Written problem: Search the material for the string "screenshot", then return every line where it is found.
===============
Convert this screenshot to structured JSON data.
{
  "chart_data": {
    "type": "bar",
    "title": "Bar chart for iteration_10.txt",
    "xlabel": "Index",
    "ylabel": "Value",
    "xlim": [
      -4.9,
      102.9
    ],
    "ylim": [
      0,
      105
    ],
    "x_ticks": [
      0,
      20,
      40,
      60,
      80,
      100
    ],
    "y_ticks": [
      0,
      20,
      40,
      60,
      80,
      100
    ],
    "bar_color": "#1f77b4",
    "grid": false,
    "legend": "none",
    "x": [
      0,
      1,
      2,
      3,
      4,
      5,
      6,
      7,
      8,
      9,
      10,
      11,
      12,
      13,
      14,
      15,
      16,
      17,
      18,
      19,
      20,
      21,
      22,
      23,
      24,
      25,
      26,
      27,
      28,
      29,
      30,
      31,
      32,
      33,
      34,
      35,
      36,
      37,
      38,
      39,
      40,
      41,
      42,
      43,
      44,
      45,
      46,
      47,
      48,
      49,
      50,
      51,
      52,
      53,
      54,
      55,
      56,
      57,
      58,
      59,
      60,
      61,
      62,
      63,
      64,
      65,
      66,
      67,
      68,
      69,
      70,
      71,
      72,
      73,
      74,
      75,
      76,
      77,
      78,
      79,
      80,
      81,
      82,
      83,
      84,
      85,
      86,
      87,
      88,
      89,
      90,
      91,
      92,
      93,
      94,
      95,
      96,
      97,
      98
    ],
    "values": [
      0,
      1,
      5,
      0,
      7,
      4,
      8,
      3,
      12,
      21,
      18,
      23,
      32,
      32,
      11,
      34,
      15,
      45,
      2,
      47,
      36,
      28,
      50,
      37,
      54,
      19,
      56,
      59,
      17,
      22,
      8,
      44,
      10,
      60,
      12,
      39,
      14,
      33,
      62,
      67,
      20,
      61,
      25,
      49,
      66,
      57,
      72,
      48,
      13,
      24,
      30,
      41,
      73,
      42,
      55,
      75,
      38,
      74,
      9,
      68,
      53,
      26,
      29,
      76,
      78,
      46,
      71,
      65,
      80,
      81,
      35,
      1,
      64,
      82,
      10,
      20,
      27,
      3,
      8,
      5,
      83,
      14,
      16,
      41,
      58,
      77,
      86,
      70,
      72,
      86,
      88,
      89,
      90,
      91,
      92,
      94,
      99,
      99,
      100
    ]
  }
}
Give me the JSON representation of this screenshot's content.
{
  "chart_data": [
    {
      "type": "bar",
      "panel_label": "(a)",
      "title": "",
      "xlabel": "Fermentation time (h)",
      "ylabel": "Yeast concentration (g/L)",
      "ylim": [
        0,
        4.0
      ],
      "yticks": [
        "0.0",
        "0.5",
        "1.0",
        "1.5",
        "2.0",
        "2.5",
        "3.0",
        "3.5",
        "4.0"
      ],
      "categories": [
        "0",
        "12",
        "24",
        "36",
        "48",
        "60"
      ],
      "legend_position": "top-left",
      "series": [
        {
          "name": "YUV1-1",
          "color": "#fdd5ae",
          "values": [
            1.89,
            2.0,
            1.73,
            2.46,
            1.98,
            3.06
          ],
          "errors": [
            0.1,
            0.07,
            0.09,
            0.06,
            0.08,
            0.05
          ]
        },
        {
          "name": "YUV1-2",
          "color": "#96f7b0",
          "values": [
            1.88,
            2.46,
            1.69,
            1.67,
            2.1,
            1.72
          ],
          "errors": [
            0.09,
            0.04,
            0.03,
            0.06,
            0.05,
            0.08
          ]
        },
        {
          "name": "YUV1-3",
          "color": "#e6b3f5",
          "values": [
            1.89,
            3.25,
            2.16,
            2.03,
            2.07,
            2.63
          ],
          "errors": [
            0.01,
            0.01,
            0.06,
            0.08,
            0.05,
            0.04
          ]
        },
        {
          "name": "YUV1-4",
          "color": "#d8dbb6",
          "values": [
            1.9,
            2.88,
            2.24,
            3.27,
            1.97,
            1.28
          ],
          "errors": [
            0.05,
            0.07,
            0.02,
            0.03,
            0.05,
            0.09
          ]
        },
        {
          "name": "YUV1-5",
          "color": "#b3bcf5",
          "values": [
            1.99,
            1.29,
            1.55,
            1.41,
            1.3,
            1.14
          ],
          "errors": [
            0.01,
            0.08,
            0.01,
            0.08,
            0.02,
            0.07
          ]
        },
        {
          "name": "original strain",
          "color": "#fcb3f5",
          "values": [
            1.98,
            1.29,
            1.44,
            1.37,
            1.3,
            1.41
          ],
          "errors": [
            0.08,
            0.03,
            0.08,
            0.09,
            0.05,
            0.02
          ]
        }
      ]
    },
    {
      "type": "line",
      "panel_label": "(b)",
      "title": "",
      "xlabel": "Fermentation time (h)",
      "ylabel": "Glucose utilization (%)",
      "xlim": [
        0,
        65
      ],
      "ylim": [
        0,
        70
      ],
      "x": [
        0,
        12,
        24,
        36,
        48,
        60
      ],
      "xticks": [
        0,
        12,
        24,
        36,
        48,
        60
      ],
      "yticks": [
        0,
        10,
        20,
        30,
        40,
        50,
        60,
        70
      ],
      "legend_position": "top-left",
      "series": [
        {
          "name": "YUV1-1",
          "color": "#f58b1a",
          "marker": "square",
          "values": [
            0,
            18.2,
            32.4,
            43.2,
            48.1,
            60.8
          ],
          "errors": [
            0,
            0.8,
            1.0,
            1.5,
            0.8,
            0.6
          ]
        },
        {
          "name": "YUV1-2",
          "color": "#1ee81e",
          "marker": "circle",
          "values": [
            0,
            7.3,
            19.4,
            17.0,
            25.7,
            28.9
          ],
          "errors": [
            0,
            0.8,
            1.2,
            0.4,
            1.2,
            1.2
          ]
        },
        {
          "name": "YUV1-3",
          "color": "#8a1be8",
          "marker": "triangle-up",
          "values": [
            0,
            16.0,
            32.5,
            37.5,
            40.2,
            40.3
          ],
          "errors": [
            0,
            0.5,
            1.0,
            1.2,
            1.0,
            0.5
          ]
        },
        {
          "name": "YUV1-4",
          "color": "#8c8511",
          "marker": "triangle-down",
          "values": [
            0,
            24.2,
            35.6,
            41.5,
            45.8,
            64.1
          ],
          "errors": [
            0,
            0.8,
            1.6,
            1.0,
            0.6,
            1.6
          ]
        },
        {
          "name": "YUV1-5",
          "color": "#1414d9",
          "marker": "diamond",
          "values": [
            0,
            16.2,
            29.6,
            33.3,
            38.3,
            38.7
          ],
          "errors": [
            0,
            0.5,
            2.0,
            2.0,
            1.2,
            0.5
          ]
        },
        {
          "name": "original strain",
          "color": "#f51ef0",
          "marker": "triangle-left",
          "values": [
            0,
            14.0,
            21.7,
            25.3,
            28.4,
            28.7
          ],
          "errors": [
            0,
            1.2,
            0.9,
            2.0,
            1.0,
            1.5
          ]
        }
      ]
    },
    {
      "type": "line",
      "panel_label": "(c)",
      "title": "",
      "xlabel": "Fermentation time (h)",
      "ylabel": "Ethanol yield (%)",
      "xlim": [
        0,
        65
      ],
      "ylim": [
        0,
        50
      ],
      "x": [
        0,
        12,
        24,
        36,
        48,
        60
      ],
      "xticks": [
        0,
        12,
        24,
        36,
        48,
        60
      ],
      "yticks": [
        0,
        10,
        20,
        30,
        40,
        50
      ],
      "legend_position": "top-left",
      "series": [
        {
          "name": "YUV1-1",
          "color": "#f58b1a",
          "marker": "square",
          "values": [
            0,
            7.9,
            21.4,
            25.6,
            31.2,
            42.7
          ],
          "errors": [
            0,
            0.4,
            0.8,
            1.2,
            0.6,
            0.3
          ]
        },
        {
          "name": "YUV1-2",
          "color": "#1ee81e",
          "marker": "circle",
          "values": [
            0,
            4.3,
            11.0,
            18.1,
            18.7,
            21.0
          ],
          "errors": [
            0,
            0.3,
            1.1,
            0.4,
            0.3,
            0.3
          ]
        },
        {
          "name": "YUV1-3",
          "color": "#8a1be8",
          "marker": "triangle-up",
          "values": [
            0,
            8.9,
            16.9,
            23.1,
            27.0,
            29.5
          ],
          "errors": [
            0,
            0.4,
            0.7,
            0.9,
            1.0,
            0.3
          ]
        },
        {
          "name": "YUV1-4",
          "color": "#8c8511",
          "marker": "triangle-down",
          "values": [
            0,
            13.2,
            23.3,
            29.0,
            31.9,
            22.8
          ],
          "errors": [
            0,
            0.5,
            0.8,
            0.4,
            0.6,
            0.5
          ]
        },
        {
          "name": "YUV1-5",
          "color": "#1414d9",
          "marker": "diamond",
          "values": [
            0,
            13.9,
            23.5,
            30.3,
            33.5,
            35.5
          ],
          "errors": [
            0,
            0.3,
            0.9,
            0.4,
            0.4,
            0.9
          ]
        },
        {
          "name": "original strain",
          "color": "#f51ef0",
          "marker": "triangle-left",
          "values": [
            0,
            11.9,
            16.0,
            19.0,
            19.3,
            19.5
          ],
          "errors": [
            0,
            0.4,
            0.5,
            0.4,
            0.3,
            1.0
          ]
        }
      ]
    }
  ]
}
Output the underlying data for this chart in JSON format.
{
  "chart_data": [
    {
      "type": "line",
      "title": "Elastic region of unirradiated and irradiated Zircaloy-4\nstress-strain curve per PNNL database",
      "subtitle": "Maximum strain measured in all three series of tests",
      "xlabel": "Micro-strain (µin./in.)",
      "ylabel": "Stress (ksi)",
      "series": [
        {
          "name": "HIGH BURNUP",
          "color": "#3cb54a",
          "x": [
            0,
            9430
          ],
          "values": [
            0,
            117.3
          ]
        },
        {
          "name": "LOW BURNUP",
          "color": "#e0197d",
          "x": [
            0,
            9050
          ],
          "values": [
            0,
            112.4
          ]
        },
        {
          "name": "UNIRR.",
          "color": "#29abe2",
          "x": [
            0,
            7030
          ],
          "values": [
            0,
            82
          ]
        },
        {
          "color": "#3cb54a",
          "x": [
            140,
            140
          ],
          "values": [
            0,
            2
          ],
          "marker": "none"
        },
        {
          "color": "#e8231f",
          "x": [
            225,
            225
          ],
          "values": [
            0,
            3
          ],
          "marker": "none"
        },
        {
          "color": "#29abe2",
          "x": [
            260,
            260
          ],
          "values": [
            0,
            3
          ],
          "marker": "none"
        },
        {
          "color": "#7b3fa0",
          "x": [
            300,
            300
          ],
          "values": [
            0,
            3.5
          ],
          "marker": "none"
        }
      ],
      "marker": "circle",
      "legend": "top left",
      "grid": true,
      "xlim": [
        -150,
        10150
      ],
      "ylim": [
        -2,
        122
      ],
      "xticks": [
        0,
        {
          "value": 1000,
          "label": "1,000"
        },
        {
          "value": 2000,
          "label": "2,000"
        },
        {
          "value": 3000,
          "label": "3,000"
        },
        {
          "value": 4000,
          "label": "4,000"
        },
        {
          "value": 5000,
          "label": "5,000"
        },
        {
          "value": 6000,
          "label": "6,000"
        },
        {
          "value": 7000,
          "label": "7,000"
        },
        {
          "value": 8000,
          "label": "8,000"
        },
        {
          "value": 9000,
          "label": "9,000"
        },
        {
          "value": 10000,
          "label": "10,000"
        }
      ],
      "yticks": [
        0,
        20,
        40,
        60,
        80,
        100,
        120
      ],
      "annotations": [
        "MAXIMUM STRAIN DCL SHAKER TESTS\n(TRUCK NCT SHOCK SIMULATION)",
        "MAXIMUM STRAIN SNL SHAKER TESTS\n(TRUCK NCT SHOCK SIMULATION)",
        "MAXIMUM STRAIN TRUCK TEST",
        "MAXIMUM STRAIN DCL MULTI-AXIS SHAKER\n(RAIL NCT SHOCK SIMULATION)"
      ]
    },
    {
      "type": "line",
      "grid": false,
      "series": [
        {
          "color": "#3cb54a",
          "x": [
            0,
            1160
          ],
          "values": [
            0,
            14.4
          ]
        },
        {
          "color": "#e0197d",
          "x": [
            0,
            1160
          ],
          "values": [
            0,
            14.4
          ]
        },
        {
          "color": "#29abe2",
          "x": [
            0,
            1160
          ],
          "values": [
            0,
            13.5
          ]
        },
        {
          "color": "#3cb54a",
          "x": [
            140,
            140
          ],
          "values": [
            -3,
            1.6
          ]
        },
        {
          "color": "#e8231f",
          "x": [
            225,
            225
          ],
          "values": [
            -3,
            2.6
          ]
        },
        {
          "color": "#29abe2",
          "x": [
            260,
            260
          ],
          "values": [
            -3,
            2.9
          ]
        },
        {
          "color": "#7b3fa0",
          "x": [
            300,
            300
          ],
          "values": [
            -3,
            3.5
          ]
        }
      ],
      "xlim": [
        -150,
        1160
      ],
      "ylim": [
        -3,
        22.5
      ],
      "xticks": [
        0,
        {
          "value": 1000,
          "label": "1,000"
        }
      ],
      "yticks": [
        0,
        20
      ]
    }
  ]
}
===============
Written solution:
Convert this screenshot to structured JSON data.
Give me the JSON representation of this screenshot's content.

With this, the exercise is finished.